# EXERCISE INPUT start

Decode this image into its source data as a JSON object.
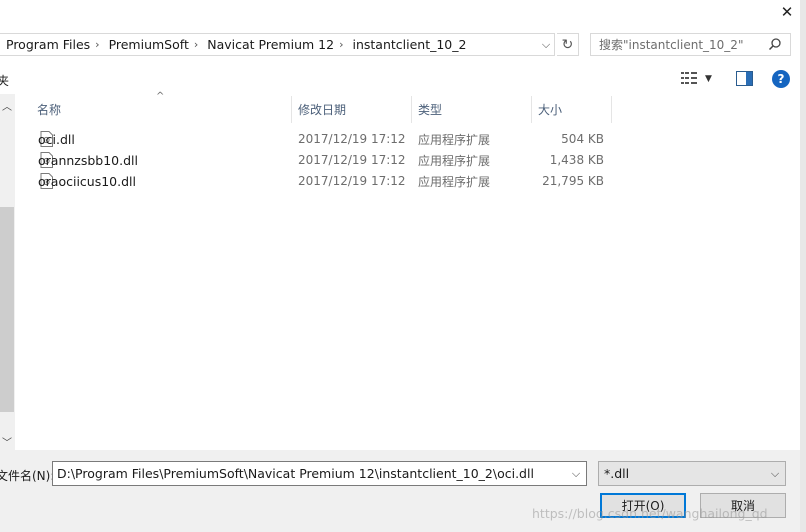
{
  "window": {
    "close_icon": "close-icon"
  },
  "address_bar": {
    "crumbs": [
      "Program Files",
      "PremiumSoft",
      "Navicat Premium 12",
      "instantclient_10_2"
    ],
    "dropdown_icon": "chevron-down-icon",
    "refresh_icon": "refresh-icon"
  },
  "search": {
    "placeholder": "搜索\"instantclient_10_2\"",
    "icon": "search-icon"
  },
  "toolbar": {
    "left_fragment": "夹",
    "view_icon": "view-options-icon",
    "preview_pane_icon": "preview-pane-icon",
    "help_label": "?"
  },
  "columns": {
    "name": "名称",
    "date": "修改日期",
    "type": "类型",
    "size": "大小"
  },
  "files": [
    {
      "name": "oci.dll",
      "date": "2017/12/19 17:12",
      "type": "应用程序扩展",
      "size": "504 KB"
    },
    {
      "name": "orannzsbb10.dll",
      "date": "2017/12/19 17:12",
      "type": "应用程序扩展",
      "size": "1,438 KB"
    },
    {
      "name": "oraociicus10.dll",
      "date": "2017/12/19 17:12",
      "type": "应用程序扩展",
      "size": "21,795 KB"
    }
  ],
  "footer": {
    "filename_label": "文件名(N):",
    "filename_value": "D:\\Program Files\\PremiumSoft\\Navicat Premium 12\\instantclient_10_2\\oci.dll",
    "filter_value": "*.dll",
    "open_label": "打开(O)",
    "cancel_label": "取消"
  },
  "watermark": "https://blog.csdn.net/wanghailong_qd"
}
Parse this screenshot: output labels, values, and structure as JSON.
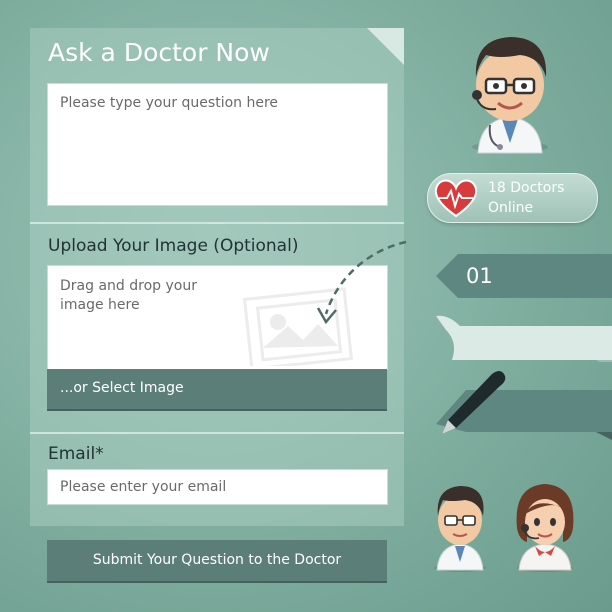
{
  "form": {
    "title": "Ask a Doctor Now",
    "question_placeholder": "Please type your question here",
    "upload_label": "Upload Your Image (Optional)",
    "dropzone_text_line1": "Drag and drop your",
    "dropzone_text_line2": "image here",
    "select_image_label": "...or Select Image",
    "email_label": "Email*",
    "email_placeholder": "Please enter your email",
    "submit_label": "Submit Your Question to the Doctor"
  },
  "status": {
    "online_text_line1": "18 Doctors",
    "online_text_line2": "Online"
  },
  "steps": {
    "step1_number": "01"
  },
  "colors": {
    "background": "#7fae9f",
    "panel": "#a8ccc0",
    "bar": "#5c7e79",
    "heart": "#d83b3b"
  }
}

# EXERCISE INPUT end

WHAT IS NEEDED:
Find all the lines containing "JSON" in the material, then copy them.

SOLUTION BELOW:
Decode this image into its source data as a JSON object.
Parse this screenshot: output labels, values, and structure as JSON.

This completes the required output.